━━ ENTRIES SUPPLIED ━━

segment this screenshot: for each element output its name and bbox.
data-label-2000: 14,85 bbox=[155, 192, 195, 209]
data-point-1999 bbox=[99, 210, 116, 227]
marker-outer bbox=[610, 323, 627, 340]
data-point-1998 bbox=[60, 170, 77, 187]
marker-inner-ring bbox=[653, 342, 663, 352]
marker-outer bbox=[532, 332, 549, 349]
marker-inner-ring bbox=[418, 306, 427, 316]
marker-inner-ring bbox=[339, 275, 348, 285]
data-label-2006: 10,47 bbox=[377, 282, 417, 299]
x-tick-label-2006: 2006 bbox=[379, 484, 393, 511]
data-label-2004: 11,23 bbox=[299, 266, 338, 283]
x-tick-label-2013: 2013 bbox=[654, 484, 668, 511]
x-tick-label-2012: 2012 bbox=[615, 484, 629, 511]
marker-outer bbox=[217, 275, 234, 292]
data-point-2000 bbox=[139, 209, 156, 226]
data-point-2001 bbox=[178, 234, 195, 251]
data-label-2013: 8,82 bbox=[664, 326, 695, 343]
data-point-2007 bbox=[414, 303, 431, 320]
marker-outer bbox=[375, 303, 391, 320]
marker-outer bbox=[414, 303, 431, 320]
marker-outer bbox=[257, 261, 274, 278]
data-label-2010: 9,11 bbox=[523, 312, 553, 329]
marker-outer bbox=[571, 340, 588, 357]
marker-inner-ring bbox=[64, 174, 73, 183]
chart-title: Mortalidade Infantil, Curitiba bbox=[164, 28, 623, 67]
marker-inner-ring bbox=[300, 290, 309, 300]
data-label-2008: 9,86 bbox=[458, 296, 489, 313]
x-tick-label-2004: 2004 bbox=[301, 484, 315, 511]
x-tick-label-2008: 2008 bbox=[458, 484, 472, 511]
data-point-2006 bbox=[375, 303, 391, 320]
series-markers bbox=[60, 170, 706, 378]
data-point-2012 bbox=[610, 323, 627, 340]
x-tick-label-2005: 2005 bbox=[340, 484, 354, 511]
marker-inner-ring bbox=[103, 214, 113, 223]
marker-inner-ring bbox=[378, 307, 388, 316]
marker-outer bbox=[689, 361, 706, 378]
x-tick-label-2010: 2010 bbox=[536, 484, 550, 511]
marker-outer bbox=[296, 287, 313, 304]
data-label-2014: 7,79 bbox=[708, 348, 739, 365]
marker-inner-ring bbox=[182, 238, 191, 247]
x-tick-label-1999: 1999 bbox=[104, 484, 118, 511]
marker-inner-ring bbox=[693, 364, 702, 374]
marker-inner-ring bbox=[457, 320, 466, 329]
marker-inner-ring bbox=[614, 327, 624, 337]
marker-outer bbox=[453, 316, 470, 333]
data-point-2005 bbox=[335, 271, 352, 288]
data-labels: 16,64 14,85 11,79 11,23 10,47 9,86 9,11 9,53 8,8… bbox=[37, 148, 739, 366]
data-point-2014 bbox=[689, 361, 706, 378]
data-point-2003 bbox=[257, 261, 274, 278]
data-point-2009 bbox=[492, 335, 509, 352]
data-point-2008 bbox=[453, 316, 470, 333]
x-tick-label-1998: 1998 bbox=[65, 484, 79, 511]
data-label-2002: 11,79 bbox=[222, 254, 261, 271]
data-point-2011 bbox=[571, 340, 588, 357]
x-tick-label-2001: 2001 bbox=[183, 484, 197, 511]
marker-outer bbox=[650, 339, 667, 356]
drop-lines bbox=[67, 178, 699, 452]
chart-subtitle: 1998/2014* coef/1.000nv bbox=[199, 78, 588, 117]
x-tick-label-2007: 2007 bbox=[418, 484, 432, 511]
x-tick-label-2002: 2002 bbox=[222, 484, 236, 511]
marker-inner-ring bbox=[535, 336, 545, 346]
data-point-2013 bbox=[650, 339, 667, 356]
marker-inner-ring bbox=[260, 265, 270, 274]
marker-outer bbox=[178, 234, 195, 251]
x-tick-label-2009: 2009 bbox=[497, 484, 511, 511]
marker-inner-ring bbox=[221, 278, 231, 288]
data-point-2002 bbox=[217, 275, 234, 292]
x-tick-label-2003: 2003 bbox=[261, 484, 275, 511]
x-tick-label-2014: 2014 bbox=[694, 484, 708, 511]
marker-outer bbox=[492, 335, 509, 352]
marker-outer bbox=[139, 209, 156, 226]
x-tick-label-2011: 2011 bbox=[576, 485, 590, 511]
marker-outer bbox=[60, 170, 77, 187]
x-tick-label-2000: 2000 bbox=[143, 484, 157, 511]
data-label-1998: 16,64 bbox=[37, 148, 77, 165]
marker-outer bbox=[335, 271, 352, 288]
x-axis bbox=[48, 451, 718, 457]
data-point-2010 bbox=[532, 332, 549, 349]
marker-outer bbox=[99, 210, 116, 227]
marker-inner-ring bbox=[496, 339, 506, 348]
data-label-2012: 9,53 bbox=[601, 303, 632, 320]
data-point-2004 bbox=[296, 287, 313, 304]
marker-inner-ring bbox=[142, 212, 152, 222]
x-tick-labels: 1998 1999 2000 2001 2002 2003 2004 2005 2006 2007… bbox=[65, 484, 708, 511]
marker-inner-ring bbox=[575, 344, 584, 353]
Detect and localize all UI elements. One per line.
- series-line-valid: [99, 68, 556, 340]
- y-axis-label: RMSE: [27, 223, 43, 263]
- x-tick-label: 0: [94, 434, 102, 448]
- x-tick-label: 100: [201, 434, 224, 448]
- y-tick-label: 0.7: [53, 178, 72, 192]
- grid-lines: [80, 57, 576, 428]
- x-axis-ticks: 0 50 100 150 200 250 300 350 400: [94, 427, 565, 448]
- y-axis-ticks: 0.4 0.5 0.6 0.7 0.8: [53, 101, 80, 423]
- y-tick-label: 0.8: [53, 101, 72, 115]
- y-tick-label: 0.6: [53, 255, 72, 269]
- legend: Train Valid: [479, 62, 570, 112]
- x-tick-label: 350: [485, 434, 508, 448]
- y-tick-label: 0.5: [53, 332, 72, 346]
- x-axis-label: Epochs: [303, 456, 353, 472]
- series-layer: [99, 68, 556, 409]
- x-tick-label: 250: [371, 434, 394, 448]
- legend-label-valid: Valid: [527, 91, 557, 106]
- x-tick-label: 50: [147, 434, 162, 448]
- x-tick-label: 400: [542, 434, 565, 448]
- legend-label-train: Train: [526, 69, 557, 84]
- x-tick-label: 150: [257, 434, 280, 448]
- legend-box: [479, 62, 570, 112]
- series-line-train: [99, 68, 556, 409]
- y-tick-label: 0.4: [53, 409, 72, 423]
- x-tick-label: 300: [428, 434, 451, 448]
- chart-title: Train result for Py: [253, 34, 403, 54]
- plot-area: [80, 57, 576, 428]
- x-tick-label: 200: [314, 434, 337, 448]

━━━

• **TASK OBJECTIVE**: List every line in the rows above that contains the string "lines". The match is case-sensitive.

• **EXERCISE OUTPUT**:
drop-lines bbox=[67, 178, 699, 452]
- grid-lines: [80, 57, 576, 428]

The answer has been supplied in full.